[Saved data entries]
## begin

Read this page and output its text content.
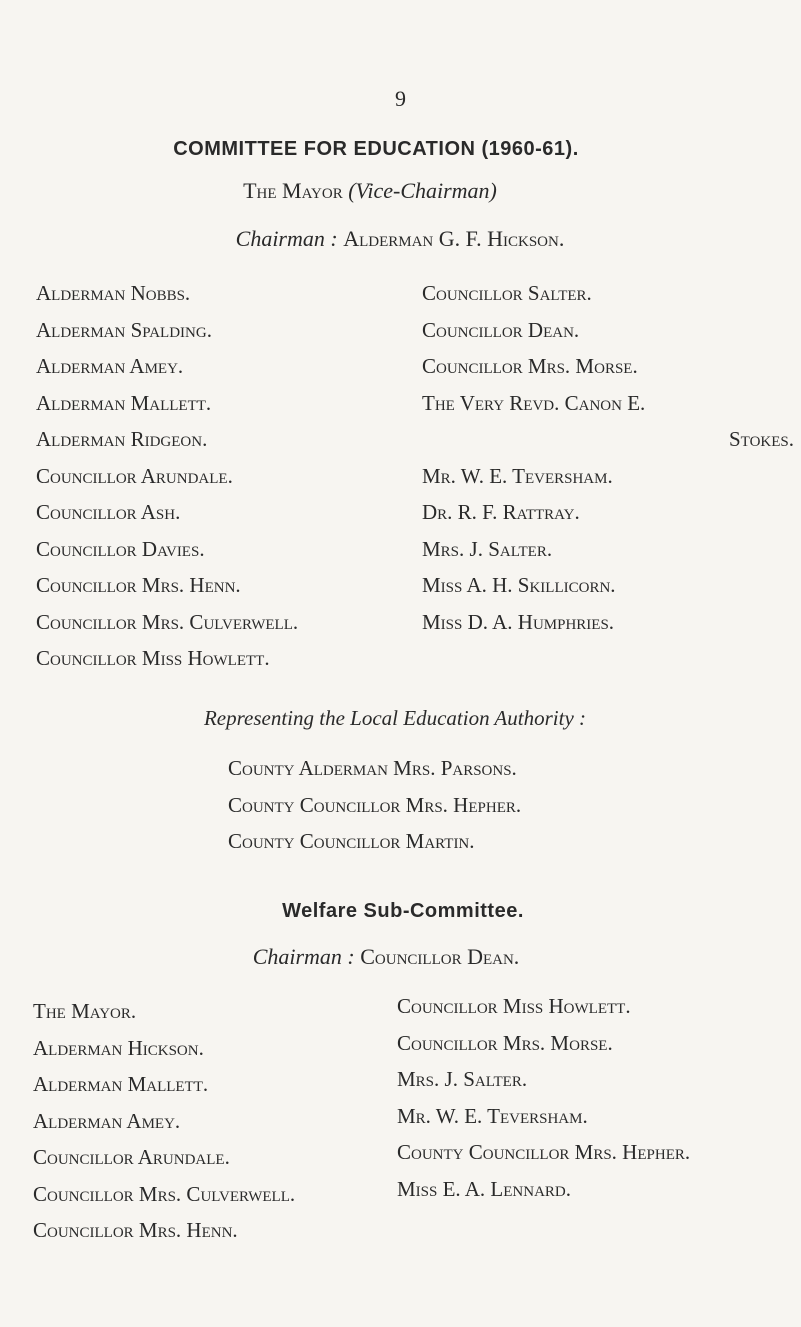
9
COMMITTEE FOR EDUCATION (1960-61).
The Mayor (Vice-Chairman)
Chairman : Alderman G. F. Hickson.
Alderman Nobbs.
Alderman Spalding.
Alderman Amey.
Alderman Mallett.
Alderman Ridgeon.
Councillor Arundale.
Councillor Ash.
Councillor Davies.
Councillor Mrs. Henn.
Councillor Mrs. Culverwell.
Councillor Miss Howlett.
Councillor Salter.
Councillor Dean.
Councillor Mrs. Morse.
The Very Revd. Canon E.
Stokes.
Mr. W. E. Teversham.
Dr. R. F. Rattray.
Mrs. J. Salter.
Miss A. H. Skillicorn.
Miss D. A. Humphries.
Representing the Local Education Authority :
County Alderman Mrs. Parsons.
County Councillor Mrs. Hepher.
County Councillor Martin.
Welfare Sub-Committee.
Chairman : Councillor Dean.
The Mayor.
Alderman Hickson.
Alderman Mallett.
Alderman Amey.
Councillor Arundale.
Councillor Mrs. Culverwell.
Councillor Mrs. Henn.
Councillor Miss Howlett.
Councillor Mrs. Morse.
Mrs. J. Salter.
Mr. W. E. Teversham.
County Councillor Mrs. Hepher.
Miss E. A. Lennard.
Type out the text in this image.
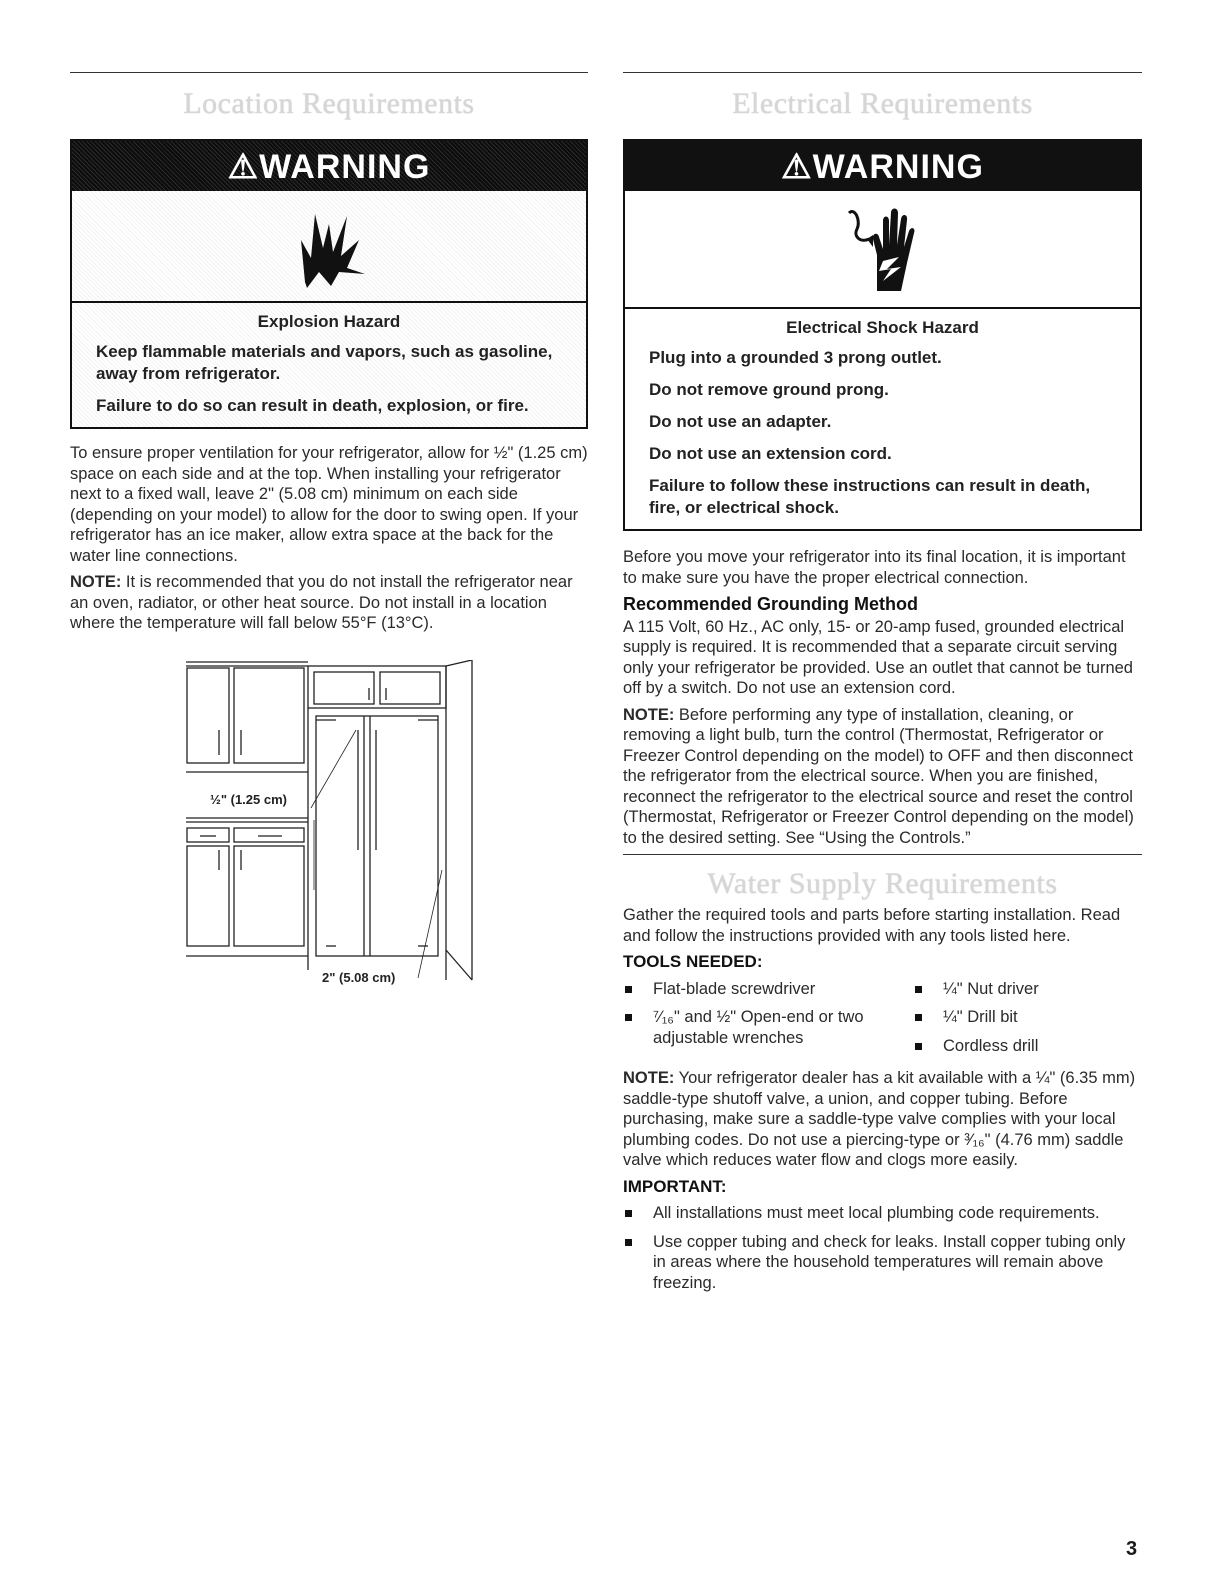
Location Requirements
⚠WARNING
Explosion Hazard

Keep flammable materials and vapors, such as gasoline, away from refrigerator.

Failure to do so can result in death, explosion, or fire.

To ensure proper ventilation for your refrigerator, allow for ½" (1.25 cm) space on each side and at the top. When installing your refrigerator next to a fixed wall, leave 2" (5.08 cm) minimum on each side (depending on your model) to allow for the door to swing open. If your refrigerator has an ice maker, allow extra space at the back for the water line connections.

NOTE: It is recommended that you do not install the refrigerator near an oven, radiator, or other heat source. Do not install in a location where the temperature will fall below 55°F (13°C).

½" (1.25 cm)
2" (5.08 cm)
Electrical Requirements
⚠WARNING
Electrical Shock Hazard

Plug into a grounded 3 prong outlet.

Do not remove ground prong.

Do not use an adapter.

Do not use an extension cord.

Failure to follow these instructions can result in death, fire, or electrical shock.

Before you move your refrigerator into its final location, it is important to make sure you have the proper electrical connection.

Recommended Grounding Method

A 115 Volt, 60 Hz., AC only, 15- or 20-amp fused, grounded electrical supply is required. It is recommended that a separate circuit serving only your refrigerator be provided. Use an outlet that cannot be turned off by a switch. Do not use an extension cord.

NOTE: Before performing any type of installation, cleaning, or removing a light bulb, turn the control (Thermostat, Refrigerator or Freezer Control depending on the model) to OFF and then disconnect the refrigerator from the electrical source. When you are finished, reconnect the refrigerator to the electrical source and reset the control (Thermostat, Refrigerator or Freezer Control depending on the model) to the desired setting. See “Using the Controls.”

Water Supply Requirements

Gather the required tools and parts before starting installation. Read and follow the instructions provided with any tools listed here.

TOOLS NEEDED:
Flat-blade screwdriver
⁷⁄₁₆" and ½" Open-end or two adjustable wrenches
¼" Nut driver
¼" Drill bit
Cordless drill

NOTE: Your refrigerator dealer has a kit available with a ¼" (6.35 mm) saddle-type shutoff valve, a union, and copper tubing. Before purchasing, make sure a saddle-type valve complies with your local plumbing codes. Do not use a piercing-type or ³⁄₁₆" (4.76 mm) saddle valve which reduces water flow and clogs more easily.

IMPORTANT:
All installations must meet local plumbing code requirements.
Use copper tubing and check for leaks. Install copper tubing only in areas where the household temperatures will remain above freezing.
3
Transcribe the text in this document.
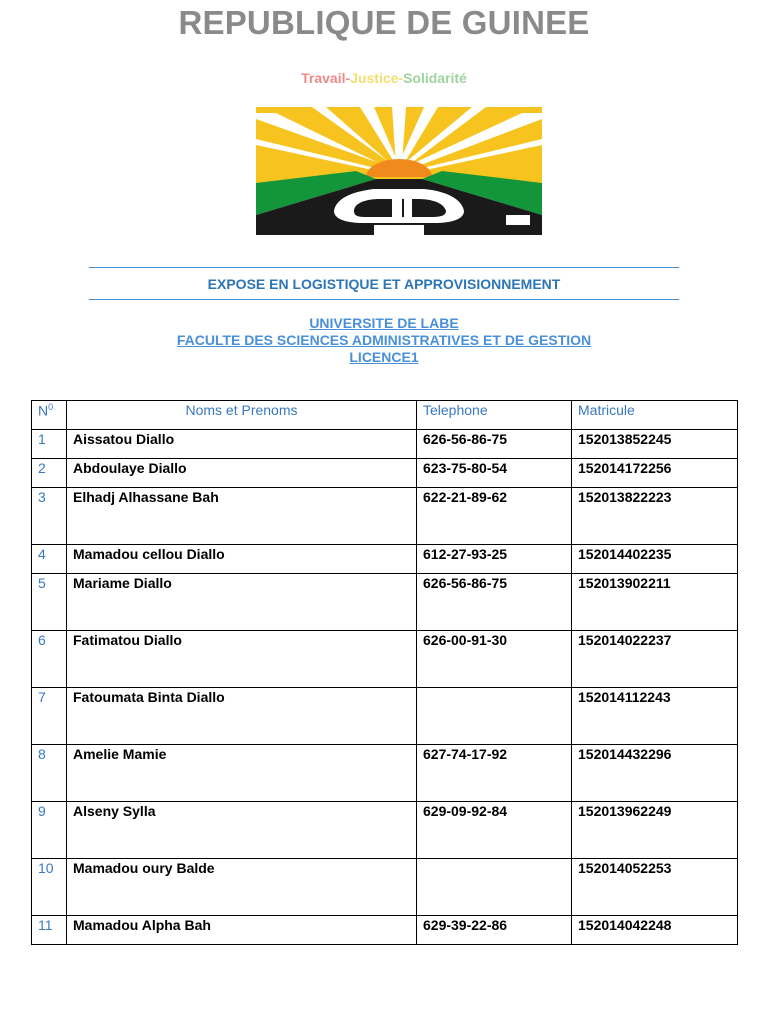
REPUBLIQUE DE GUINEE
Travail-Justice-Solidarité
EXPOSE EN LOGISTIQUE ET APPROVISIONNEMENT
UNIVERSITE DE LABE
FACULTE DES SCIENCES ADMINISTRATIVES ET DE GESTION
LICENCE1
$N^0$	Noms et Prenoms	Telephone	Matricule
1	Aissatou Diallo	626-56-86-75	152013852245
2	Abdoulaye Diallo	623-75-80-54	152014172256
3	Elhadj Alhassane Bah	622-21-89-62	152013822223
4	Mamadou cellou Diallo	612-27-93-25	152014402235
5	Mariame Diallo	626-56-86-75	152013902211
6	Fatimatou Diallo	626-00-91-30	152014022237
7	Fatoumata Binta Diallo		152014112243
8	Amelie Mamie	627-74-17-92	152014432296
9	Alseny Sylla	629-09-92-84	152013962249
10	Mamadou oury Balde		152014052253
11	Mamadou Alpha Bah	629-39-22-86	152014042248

## end

**PROBLEM DETAILS:**
Scan the entries above and work out how many lines include the word "fire"; the reply is that number alone.

**SOLVED PROBLEM:**
2